*EXERCISE GOAL:*
Rewrite all of the items below, replacing "GWT" with "Groundwater level" and leaving every other word, number and line unchanged.

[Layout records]

++++++

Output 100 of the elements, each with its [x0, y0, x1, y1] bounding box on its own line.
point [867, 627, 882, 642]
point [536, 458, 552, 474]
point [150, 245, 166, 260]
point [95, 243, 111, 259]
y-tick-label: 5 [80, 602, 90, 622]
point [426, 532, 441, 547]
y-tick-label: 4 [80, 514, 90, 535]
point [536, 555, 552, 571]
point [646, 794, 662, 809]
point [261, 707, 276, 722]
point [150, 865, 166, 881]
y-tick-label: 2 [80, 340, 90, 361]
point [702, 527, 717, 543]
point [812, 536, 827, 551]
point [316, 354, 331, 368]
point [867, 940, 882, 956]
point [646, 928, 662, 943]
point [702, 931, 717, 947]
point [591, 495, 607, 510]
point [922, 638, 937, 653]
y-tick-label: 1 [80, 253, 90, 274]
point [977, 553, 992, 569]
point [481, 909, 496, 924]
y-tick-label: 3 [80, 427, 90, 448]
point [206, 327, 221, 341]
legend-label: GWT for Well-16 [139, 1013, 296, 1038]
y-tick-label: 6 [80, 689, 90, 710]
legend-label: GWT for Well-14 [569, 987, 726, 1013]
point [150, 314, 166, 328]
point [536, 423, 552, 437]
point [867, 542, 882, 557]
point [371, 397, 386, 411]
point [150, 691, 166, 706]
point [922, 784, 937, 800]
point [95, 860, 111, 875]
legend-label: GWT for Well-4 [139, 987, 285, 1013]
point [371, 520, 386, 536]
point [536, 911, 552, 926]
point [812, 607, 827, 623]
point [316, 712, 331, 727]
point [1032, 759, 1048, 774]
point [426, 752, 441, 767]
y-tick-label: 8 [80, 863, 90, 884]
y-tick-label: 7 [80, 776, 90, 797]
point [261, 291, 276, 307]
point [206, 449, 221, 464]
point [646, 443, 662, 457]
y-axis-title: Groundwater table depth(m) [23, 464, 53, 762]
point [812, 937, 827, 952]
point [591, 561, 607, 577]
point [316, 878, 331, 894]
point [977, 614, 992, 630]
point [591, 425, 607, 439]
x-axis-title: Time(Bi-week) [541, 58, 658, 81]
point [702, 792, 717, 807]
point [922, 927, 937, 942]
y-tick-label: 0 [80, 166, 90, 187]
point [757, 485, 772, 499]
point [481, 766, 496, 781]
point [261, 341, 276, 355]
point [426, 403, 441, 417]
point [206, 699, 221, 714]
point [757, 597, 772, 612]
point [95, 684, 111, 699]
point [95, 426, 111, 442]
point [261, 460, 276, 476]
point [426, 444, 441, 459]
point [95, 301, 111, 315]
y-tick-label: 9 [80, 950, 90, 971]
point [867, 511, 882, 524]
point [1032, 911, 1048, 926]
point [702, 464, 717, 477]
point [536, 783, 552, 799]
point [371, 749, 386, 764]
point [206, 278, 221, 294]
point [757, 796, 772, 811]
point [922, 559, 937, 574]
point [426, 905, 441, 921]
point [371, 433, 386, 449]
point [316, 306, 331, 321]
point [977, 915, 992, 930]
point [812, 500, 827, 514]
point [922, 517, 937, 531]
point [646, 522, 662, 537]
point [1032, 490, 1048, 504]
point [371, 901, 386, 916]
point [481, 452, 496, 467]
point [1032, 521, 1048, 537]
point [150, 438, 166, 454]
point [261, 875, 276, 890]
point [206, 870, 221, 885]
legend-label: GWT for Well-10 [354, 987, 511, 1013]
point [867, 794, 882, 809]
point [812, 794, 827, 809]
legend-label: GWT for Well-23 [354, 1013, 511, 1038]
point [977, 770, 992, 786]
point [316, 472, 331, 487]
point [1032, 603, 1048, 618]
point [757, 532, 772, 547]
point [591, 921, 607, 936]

++++++

*OUTPUT FOR THIS EXERCISE:*
Output 100 of the elements, each with its [x0, y0, x1, y1] bounding box on its own line.
point [867, 627, 882, 642]
point [536, 458, 552, 474]
point [150, 245, 166, 260]
point [95, 243, 111, 259]
y-tick-label: 5 [80, 602, 90, 622]
point [426, 532, 441, 547]
y-tick-label: 4 [80, 514, 90, 535]
point [536, 555, 552, 571]
point [646, 794, 662, 809]
point [261, 707, 276, 722]
point [150, 865, 166, 881]
y-tick-label: 2 [80, 340, 90, 361]
point [702, 527, 717, 543]
point [812, 536, 827, 551]
point [316, 354, 331, 368]
point [867, 940, 882, 956]
point [646, 928, 662, 943]
point [702, 931, 717, 947]
point [591, 495, 607, 510]
point [922, 638, 937, 653]
y-tick-label: 1 [80, 253, 90, 274]
point [977, 553, 992, 569]
point [481, 909, 496, 924]
y-tick-label: 3 [80, 427, 90, 448]
point [206, 327, 221, 341]
legend-label: Groundwater level for Well-16 [139, 1013, 296, 1038]
y-tick-label: 6 [80, 689, 90, 710]
legend-label: Groundwater level for Well-14 [569, 987, 726, 1013]
point [150, 314, 166, 328]
point [536, 423, 552, 437]
point [867, 542, 882, 557]
point [371, 397, 386, 411]
point [150, 691, 166, 706]
point [922, 784, 937, 800]
point [95, 860, 111, 875]
legend-label: Groundwater level for Well-4 [139, 987, 285, 1013]
point [371, 520, 386, 536]
point [536, 911, 552, 926]
point [812, 607, 827, 623]
point [316, 712, 331, 727]
point [1032, 759, 1048, 774]
point [426, 752, 441, 767]
y-tick-label: 8 [80, 863, 90, 884]
y-tick-label: 7 [80, 776, 90, 797]
point [261, 291, 276, 307]
point [206, 449, 221, 464]
point [646, 443, 662, 457]
y-axis-title: Groundwater table depth(m) [23, 464, 53, 762]
point [812, 937, 827, 952]
point [591, 561, 607, 577]
point [316, 878, 331, 894]
point [977, 614, 992, 630]
point [591, 425, 607, 439]
x-axis-title: Time(Bi-week) [541, 58, 658, 81]
point [702, 792, 717, 807]
point [922, 927, 937, 942]
y-tick-label: 0 [80, 166, 90, 187]
point [757, 485, 772, 499]
point [481, 766, 496, 781]
point [261, 341, 276, 355]
point [426, 403, 441, 417]
point [206, 699, 221, 714]
point [757, 597, 772, 612]
point [95, 684, 111, 699]
point [95, 426, 111, 442]
point [261, 460, 276, 476]
point [426, 444, 441, 459]
point [95, 301, 111, 315]
y-tick-label: 9 [80, 950, 90, 971]
point [867, 511, 882, 524]
point [1032, 911, 1048, 926]
point [702, 464, 717, 477]
point [536, 783, 552, 799]
point [371, 749, 386, 764]
point [206, 278, 221, 294]
point [757, 796, 772, 811]
point [922, 559, 937, 574]
point [426, 905, 441, 921]
point [371, 433, 386, 449]
point [316, 306, 331, 321]
point [977, 915, 992, 930]
point [812, 500, 827, 514]
point [922, 517, 937, 531]
point [646, 522, 662, 537]
point [1032, 490, 1048, 504]
point [371, 901, 386, 916]
point [481, 452, 496, 467]
point [1032, 521, 1048, 537]
point [150, 438, 166, 454]
point [261, 875, 276, 890]
point [206, 870, 221, 885]
legend-label: Groundwater level for Well-10 [354, 987, 511, 1013]
point [867, 794, 882, 809]
point [812, 794, 827, 809]
legend-label: Groundwater level for Well-23 [354, 1013, 511, 1038]
point [977, 770, 992, 786]
point [316, 472, 331, 487]
point [1032, 603, 1048, 618]
point [757, 532, 772, 547]
point [591, 921, 607, 936]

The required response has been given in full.